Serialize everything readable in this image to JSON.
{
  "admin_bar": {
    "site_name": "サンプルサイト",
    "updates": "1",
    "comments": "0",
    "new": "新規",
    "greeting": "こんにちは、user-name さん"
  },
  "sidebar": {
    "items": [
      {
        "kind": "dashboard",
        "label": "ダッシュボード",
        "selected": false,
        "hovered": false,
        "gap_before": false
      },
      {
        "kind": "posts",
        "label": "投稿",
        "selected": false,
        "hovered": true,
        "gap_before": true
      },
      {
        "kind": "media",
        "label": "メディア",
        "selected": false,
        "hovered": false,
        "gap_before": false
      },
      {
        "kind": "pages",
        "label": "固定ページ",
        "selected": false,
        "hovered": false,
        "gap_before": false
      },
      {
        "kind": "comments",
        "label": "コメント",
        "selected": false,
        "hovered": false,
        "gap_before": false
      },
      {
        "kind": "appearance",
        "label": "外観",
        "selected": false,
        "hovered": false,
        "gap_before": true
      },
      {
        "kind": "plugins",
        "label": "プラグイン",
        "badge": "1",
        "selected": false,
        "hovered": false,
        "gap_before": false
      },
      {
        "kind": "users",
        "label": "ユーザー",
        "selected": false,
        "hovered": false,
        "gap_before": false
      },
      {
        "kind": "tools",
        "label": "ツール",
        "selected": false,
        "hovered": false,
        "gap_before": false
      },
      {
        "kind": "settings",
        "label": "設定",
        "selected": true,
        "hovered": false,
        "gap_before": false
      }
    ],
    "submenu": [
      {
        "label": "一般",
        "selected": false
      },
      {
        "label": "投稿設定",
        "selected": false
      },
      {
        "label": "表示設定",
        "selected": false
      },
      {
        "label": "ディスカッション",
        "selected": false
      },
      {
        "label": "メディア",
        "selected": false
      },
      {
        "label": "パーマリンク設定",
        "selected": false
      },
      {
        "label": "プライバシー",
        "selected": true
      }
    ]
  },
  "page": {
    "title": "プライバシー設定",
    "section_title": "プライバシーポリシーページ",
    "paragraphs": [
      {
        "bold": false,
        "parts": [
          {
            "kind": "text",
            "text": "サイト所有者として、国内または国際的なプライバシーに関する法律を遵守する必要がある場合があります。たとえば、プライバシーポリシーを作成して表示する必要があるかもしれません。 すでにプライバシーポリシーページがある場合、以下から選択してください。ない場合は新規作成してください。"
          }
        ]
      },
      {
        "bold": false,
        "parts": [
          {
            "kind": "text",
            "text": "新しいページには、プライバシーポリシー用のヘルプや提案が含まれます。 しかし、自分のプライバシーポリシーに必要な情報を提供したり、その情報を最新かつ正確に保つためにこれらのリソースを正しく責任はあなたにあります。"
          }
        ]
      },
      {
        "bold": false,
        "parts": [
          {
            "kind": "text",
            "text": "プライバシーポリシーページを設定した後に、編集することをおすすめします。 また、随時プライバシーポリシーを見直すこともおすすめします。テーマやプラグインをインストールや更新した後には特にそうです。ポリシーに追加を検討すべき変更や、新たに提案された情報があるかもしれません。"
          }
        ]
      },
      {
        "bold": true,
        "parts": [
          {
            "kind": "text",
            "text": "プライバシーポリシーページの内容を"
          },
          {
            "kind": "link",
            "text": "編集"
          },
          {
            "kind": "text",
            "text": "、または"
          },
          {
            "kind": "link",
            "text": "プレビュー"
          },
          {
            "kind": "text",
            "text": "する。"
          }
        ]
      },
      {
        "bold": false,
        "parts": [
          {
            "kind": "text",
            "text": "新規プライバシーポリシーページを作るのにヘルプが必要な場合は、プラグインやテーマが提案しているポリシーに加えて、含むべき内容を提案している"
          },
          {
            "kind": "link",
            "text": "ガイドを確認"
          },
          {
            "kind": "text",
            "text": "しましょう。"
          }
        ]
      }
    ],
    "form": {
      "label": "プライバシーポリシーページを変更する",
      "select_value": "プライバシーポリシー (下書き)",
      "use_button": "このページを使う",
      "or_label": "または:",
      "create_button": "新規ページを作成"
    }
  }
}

********

▶ **WORK TO COMPLETE**
All of the material must be reproduced exactly.

▶ **RESPONSE TO THIS EXERCISE**
Serialize everything readable in this image to JSON.
{
  "admin_bar": {
    "site_name": "サンプルサイト",
    "updates": "1",
    "comments": "0",
    "new": "新規",
    "greeting": "こんにちは、user-name さん"
  },
  "sidebar": {
    "items": [
      {
        "kind": "dashboard",
        "label": "ダッシュボード",
        "selected": false,
        "hovered": false,
        "gap_before": false
      },
      {
        "kind": "posts",
        "label": "投稿",
        "selected": false,
        "hovered": true,
        "gap_before": true
      },
      {
        "kind": "media",
        "label": "メディア",
        "selected": false,
        "hovered": false,
        "gap_before": false
      },
      {
        "kind": "pages",
        "label": "固定ページ",
        "selected": false,
        "hovered": false,
        "gap_before": false
      },
      {
        "kind": "comments",
        "label": "コメント",
        "selected": false,
        "hovered": false,
        "gap_before": false
      },
      {
        "kind": "appearance",
        "label": "外観",
        "selected": false,
        "hovered": false,
        "gap_before": true
      },
      {
        "kind": "plugins",
        "label": "プラグイン",
        "badge": "1",
        "selected": false,
        "hovered": false,
        "gap_before": false
      },
      {
        "kind": "users",
        "label": "ユーザー",
        "selected": false,
        "hovered": false,
        "gap_before": false
      },
      {
        "kind": "tools",
        "label": "ツール",
        "selected": false,
        "hovered": false,
        "gap_before": false
      },
      {
        "kind": "settings",
        "label": "設定",
        "selected": true,
        "hovered": false,
        "gap_before": false
      }
    ],
    "submenu": [
      {
        "label": "一般",
        "selected": false
      },
      {
        "label": "投稿設定",
        "selected": false
      },
      {
        "label": "表示設定",
        "selected": false
      },
      {
        "label": "ディスカッション",
        "selected": false
      },
      {
        "label": "メディア",
        "selected": false
      },
      {
        "label": "パーマリンク設定",
        "selected": false
      },
      {
        "label": "プライバシー",
        "selected": true
      }
    ]
  },
  "page": {
    "title": "プライバシー設定",
    "section_title": "プライバシーポリシーページ",
    "paragraphs": [
      {
        "bold": false,
        "parts": [
          {
            "kind": "text",
            "text": "サイト所有者として、国内または国際的なプライバシーに関する法律を遵守する必要がある場合があります。たとえば、プライバシーポリシーを作成して表示する必要があるかもしれません。 すでにプライバシーポリシーページがある場合、以下から選択してください。ない場合は新規作成してください。"
          }
        ]
      },
      {
        "bold": false,
        "parts": [
          {
            "kind": "text",
            "text": "新しいページには、プライバシーポリシー用のヘルプや提案が含まれます。 しかし、自分のプライバシーポリシーに必要な情報を提供したり、その情報を最新かつ正確に保つためにこれらのリソースを正しく責任はあなたにあります。"
          }
        ]
      },
      {
        "bold": false,
        "parts": [
          {
            "kind": "text",
            "text": "プライバシーポリシーページを設定した後に、編集することをおすすめします。 また、随時プライバシーポリシーを見直すこともおすすめします。テーマやプラグインをインストールや更新した後には特にそうです。ポリシーに追加を検討すべき変更や、新たに提案された情報があるかもしれません。"
          }
        ]
      },
      {
        "bold": true,
        "parts": [
          {
            "kind": "text",
            "text": "プライバシーポリシーページの内容を"
          },
          {
            "kind": "link",
            "text": "編集"
          },
          {
            "kind": "text",
            "text": "、または"
          },
          {
            "kind": "link",
            "text": "プレビュー"
          },
          {
            "kind": "text",
            "text": "する。"
          }
        ]
      },
      {
        "bold": false,
        "parts": [
          {
            "kind": "text",
            "text": "新規プライバシーポリシーページを作るのにヘルプが必要な場合は、プラグインやテーマが提案しているポリシーに加えて、含むべき内容を提案している"
          },
          {
            "kind": "link",
            "text": "ガイドを確認"
          },
          {
            "kind": "text",
            "text": "しましょう。"
          }
        ]
      }
    ],
    "form": {
      "label": "プライバシーポリシーページを変更する",
      "select_value": "プライバシーポリシー (下書き)",
      "use_button": "このページを使う",
      "or_label": "または:",
      "create_button": "新規ページを作成"
    }
  }
}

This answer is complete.